=== Stated task ===
Search the material below for the string "rozciągania" and extract each line that has it.

<<<<

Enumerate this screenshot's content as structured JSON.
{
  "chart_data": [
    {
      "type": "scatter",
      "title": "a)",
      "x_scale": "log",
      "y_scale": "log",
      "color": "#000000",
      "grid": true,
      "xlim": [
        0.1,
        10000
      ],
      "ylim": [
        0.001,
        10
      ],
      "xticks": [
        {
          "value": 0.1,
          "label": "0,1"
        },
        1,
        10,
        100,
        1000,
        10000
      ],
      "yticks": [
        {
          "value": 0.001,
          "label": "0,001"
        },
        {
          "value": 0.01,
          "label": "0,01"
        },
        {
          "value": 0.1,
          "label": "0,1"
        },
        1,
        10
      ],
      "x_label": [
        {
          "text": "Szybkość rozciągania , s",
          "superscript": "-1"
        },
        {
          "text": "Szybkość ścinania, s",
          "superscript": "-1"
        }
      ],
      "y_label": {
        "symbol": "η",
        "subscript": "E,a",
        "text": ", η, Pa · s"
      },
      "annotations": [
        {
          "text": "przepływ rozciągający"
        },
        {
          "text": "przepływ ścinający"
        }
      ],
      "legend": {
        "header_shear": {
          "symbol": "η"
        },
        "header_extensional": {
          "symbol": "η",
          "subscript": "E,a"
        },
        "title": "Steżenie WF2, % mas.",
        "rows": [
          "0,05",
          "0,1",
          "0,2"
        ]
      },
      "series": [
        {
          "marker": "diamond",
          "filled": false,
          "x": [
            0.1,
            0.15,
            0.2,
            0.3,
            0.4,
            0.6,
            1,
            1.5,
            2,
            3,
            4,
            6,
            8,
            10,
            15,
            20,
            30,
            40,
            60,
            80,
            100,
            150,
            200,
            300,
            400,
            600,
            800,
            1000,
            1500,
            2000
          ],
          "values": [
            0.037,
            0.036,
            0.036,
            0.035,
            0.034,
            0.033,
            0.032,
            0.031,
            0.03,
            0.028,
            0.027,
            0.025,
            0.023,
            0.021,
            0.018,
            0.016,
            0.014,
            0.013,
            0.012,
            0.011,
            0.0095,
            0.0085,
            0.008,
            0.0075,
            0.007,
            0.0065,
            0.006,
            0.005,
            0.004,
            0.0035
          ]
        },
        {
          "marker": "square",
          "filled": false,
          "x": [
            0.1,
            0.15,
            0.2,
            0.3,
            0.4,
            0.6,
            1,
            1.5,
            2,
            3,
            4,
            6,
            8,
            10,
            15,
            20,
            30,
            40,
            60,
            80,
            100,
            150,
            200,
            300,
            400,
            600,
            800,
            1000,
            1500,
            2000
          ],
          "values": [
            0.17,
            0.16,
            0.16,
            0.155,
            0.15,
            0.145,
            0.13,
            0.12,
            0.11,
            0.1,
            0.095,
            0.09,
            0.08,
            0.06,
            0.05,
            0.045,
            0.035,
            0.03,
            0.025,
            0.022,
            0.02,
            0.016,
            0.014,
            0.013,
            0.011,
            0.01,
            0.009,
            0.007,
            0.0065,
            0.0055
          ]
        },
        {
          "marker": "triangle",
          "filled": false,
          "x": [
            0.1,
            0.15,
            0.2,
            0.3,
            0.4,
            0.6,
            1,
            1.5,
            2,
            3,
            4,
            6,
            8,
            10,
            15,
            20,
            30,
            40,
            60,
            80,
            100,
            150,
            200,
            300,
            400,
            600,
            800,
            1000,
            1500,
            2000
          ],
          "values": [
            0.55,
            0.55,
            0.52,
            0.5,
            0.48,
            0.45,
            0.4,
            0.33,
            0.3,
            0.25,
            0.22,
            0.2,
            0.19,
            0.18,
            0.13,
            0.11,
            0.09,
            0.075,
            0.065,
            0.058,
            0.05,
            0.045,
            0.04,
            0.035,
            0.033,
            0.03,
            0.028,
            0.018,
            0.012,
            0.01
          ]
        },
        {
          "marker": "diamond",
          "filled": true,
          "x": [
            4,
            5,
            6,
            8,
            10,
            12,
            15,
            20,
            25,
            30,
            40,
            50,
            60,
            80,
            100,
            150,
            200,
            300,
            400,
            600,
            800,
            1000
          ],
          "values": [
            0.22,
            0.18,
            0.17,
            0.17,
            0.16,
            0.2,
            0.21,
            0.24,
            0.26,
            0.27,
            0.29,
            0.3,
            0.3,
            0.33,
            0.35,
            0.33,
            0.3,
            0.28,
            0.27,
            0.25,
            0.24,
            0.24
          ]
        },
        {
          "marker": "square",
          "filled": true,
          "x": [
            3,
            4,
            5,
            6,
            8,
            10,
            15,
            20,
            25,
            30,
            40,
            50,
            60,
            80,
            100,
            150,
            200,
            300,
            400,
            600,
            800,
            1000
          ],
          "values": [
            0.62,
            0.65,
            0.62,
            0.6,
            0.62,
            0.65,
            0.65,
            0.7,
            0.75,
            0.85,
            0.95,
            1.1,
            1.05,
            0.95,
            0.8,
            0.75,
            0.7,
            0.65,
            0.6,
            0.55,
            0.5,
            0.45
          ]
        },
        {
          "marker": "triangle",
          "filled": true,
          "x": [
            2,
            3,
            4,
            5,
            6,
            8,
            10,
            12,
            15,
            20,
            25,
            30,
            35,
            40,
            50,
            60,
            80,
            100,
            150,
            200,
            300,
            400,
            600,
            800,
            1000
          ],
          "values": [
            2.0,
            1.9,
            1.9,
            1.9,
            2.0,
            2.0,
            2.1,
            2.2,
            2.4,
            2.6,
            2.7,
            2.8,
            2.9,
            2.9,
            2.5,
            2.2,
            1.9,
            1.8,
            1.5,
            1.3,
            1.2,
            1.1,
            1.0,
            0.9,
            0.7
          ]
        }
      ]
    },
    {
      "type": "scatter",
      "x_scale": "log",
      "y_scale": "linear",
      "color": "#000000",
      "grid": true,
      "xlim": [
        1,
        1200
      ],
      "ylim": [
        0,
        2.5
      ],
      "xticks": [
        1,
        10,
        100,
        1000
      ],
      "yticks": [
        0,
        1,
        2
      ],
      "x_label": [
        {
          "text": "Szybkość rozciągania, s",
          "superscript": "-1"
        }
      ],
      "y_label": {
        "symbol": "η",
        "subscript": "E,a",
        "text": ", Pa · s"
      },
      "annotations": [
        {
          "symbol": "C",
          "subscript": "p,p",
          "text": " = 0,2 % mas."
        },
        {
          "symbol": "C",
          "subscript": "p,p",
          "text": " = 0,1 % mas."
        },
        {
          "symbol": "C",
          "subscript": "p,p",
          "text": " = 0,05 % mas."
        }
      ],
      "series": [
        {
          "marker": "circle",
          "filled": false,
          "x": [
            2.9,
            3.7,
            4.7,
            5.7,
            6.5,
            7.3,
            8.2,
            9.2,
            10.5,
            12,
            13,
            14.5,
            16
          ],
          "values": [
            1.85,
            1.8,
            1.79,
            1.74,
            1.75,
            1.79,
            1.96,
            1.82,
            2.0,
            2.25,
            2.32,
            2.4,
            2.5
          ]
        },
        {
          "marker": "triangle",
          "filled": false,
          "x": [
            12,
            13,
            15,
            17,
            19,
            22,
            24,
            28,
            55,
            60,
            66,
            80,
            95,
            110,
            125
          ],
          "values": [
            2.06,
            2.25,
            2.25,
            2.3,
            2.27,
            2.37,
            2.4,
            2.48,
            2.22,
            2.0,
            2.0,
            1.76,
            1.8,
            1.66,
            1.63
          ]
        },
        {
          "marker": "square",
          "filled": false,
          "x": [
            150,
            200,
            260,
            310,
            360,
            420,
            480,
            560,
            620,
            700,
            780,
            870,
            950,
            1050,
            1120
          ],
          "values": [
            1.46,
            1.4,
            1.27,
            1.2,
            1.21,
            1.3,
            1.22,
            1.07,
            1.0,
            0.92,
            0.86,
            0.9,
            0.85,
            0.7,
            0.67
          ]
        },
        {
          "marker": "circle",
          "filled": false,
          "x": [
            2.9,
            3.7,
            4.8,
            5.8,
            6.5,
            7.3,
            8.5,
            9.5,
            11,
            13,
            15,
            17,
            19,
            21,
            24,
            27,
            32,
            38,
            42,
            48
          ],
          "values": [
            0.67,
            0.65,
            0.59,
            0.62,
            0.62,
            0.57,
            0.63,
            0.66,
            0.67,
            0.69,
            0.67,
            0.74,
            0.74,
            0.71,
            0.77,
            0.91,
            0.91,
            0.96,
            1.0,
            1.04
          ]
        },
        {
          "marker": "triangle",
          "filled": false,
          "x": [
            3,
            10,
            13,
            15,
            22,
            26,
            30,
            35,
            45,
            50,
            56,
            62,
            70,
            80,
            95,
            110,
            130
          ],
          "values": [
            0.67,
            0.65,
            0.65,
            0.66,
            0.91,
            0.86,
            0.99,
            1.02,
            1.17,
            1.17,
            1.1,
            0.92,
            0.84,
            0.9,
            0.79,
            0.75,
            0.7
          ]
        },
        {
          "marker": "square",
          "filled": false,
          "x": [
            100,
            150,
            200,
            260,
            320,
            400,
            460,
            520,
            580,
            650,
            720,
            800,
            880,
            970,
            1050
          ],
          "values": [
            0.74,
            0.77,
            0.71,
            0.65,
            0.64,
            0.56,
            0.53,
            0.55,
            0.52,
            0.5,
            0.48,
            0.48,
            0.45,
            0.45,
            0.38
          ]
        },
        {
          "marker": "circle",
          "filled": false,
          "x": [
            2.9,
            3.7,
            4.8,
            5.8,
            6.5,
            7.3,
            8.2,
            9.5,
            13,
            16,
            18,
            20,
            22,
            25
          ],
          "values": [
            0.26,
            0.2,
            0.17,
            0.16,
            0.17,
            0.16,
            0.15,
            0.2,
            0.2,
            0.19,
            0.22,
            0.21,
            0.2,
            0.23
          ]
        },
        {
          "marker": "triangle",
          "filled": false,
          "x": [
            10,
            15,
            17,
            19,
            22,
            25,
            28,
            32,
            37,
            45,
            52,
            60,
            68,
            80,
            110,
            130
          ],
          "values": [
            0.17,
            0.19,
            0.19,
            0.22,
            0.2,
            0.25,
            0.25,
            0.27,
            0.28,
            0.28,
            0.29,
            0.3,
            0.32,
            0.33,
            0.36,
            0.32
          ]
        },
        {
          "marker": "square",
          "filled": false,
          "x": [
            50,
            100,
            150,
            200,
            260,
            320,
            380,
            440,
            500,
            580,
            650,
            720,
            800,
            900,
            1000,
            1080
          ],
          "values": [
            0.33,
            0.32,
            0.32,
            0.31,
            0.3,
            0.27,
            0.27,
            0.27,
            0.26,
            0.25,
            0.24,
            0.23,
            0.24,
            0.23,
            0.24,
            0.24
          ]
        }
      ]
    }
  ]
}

>>>>

=== Output of the task ===
          "text": "Szybkość rozciągania , s",
          "text": "Szybkość rozciągania, s",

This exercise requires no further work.